◆ Goal ◆
Where a line contains the string "初中化学在线", copy that line.

◆ Data shown ◆
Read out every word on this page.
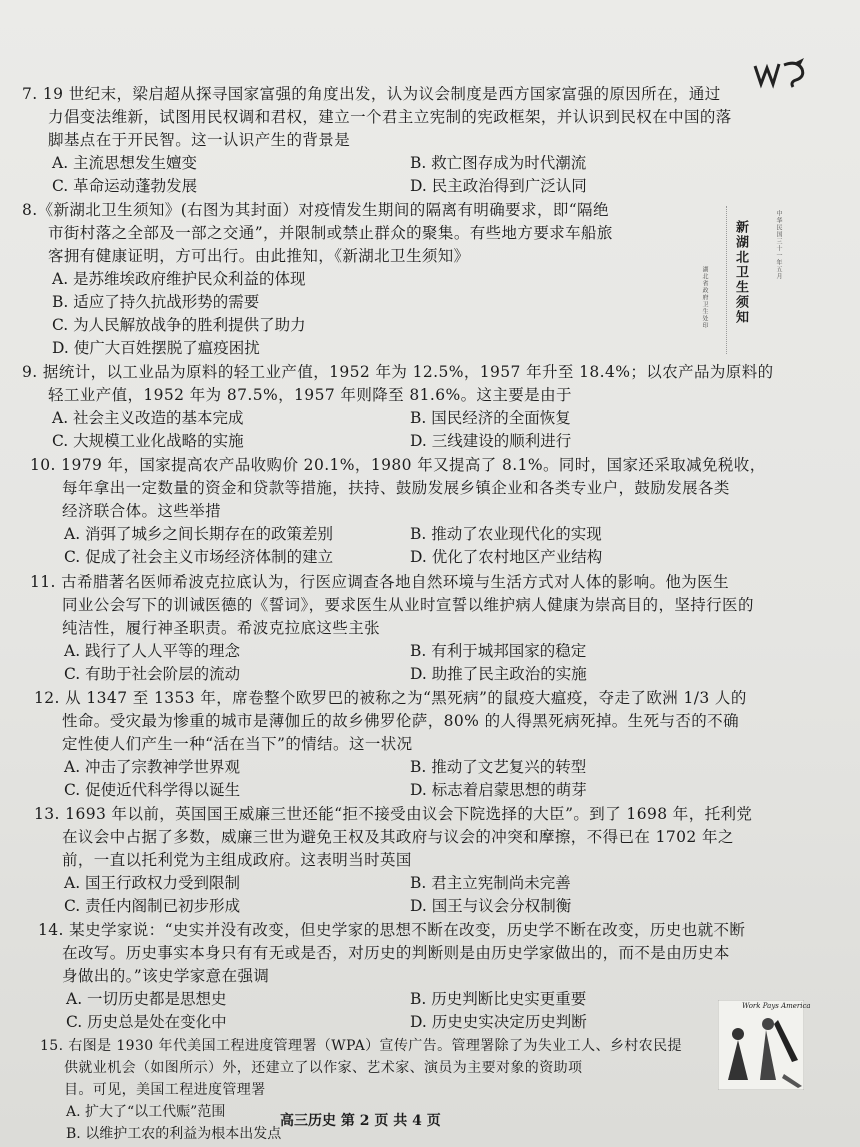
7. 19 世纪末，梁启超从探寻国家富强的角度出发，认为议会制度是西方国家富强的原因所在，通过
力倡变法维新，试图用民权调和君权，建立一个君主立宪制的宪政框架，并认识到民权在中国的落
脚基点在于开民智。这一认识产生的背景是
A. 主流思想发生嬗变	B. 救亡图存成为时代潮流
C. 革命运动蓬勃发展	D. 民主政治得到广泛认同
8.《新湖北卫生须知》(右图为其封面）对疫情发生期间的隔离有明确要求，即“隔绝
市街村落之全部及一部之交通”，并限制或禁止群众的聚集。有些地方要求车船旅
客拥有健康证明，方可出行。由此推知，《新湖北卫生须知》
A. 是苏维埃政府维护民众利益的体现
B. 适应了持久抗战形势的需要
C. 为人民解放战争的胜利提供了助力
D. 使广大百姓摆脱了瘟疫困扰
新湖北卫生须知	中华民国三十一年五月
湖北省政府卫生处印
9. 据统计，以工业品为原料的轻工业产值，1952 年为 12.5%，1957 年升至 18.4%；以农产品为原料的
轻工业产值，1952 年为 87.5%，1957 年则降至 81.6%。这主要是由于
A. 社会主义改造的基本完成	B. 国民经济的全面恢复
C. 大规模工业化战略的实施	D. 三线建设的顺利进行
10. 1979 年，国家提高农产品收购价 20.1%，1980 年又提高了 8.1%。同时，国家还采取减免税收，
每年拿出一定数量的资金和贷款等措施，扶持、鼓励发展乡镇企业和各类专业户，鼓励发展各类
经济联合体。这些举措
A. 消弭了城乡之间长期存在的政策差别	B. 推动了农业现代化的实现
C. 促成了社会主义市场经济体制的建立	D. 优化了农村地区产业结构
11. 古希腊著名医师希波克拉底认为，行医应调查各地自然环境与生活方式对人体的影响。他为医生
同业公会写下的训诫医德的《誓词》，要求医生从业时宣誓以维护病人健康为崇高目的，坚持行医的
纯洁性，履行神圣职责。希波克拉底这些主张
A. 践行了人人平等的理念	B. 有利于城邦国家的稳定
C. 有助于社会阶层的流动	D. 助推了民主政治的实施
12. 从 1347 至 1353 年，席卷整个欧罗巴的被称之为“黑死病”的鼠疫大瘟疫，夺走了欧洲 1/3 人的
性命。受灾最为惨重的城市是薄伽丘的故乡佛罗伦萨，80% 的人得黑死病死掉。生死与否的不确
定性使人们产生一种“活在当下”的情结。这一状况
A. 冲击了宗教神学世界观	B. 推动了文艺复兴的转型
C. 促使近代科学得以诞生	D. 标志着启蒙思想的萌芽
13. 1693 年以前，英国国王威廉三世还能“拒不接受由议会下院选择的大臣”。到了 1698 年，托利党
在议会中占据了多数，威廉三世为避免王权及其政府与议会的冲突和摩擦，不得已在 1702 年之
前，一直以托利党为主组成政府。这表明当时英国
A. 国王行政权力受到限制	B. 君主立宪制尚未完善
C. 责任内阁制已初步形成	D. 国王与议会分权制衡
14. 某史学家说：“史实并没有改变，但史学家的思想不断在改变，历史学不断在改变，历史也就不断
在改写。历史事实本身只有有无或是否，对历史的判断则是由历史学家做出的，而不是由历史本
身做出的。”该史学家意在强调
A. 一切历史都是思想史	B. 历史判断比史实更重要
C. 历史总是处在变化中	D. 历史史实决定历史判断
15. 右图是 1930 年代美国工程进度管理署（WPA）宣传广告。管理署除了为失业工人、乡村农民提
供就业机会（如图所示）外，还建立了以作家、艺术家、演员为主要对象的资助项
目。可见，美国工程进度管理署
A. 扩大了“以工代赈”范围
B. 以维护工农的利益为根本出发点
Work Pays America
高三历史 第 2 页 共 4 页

---

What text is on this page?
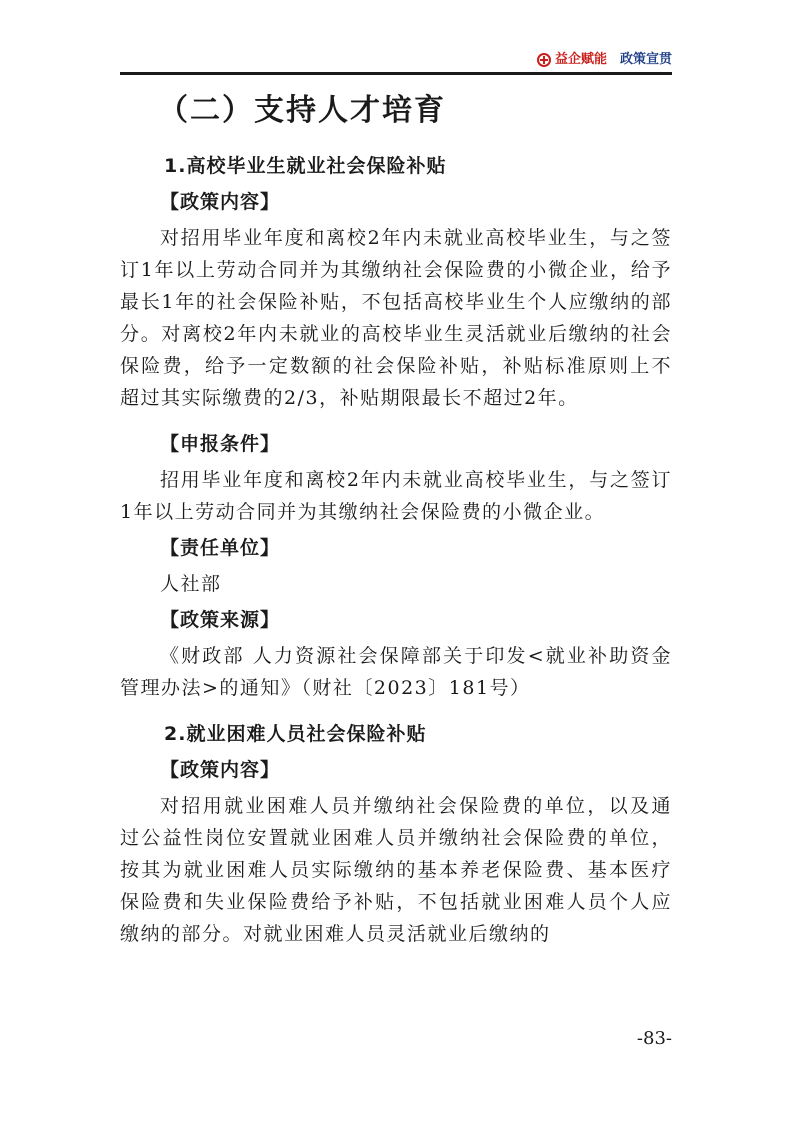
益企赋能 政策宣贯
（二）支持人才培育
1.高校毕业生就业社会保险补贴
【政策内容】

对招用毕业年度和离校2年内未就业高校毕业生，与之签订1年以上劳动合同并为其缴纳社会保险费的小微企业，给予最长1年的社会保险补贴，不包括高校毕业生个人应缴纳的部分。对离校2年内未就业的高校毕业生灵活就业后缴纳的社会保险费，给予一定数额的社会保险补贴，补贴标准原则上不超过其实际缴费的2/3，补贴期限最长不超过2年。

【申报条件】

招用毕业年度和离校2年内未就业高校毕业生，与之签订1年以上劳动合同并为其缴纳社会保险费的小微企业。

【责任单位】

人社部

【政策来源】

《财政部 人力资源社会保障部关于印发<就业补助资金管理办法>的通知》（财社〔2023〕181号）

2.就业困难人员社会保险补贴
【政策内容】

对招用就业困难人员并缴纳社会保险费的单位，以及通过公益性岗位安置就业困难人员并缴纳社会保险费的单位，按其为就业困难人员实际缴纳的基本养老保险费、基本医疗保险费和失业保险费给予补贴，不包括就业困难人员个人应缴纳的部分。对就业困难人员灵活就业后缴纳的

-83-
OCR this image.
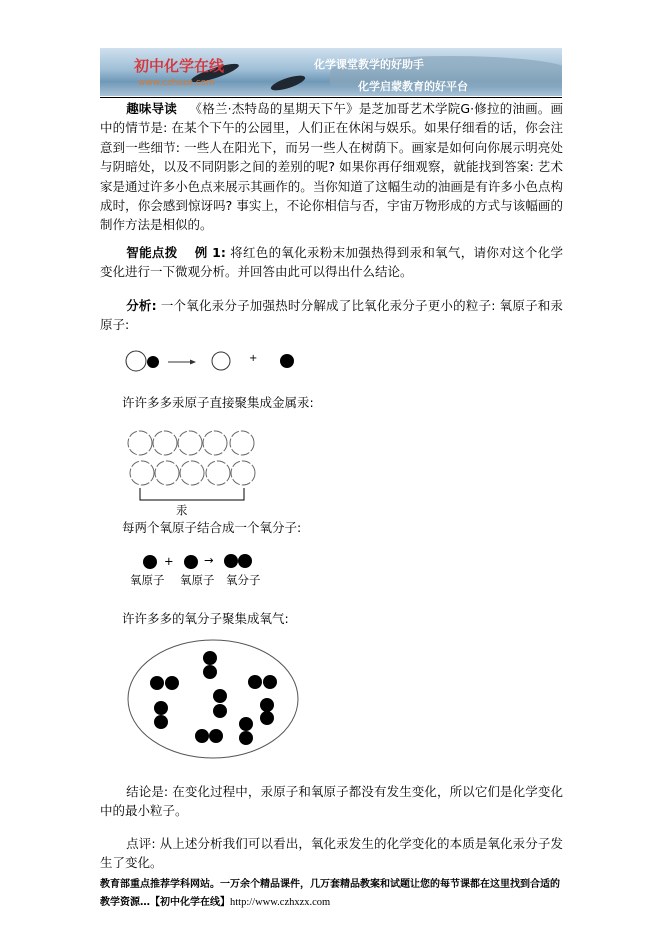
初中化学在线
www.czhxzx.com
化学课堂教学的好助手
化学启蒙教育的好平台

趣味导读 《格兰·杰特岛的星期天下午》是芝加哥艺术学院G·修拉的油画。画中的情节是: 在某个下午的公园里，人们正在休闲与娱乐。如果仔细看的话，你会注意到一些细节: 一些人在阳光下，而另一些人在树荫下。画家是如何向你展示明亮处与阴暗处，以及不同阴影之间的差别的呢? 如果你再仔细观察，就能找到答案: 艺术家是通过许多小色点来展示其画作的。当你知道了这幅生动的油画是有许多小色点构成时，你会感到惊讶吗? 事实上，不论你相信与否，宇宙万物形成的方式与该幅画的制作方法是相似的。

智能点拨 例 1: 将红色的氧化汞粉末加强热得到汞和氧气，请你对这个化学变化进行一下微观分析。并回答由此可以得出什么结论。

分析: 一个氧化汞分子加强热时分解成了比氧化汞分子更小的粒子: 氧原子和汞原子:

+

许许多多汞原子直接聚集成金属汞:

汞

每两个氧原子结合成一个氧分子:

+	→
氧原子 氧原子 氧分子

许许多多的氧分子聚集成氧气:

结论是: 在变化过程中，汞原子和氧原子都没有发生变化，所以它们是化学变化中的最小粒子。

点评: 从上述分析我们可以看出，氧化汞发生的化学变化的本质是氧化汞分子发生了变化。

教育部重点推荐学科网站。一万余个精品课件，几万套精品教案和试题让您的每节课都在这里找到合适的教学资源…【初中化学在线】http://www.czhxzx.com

◆ Solved exercise ◆
初中化学在线
教育部重点推荐学科网站。一万余个精品课件，几万套精品教案和试题让您的每节课都在这里找到合适的教学资源…【初中化学在线】http://www.czhxzx.com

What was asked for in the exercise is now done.